**EXERCISE DIRECTIONS:** Extract each line holding the word "szabad" from the entries.

**DATA FOR THIS TASK:**
(begin)

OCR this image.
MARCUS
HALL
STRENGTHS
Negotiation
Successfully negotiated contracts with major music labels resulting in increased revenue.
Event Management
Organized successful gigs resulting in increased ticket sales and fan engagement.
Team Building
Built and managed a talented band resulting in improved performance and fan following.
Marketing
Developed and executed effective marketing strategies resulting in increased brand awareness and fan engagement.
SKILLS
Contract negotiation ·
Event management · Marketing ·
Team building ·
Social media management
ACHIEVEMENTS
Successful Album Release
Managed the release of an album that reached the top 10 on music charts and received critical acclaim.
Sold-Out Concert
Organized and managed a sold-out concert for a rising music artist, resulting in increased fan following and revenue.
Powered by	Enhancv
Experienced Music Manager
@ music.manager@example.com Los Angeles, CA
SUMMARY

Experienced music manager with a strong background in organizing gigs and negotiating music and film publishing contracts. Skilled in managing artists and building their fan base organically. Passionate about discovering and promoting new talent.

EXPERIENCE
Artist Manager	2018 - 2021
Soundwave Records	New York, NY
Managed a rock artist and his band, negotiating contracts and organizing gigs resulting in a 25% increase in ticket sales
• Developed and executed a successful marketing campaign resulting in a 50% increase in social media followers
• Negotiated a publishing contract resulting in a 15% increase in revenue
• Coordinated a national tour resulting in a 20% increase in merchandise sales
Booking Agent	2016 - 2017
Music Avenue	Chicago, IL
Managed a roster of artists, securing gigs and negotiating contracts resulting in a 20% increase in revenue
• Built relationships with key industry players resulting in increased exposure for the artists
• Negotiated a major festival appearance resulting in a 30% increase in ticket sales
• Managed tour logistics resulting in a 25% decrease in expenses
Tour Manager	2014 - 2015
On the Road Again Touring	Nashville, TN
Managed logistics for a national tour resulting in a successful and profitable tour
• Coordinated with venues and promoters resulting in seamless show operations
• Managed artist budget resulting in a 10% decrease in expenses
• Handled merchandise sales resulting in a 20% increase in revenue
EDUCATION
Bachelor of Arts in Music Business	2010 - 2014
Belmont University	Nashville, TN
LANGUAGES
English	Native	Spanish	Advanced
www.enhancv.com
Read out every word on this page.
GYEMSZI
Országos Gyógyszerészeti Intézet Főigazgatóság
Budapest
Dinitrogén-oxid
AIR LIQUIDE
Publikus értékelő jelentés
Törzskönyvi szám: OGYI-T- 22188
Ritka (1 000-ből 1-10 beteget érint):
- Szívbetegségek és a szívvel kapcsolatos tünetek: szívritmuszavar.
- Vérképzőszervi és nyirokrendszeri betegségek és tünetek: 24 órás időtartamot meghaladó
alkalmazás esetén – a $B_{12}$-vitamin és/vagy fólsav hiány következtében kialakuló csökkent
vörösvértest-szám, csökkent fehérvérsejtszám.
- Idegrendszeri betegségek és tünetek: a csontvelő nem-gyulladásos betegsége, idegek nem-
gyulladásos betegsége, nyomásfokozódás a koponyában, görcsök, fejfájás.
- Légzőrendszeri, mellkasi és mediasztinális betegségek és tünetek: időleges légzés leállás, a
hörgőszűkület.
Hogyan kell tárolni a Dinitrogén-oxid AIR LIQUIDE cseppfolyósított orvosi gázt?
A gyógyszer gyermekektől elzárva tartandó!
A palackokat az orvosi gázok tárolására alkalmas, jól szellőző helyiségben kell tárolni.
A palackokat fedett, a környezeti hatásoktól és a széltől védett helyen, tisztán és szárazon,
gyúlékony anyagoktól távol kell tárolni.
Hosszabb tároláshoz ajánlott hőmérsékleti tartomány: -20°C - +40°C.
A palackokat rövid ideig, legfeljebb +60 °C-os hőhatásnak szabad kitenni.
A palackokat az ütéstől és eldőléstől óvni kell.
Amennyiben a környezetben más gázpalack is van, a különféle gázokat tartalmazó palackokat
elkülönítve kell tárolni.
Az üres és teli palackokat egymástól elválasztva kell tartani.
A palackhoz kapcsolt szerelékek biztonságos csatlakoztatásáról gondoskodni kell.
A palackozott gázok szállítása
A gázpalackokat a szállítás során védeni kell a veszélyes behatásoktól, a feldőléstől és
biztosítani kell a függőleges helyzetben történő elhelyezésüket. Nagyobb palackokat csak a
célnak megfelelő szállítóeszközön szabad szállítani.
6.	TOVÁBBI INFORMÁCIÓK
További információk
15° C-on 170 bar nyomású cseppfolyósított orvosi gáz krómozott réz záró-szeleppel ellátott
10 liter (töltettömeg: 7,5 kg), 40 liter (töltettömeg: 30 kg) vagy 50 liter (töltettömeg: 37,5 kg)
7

(end)

**FINISHED EXERCISE:**
A palackokat rövid ideig, legfeljebb +60 °C-os hőhatásnak szabad kitenni.
célnak megfelelő szállítóeszközön szabad szállítani.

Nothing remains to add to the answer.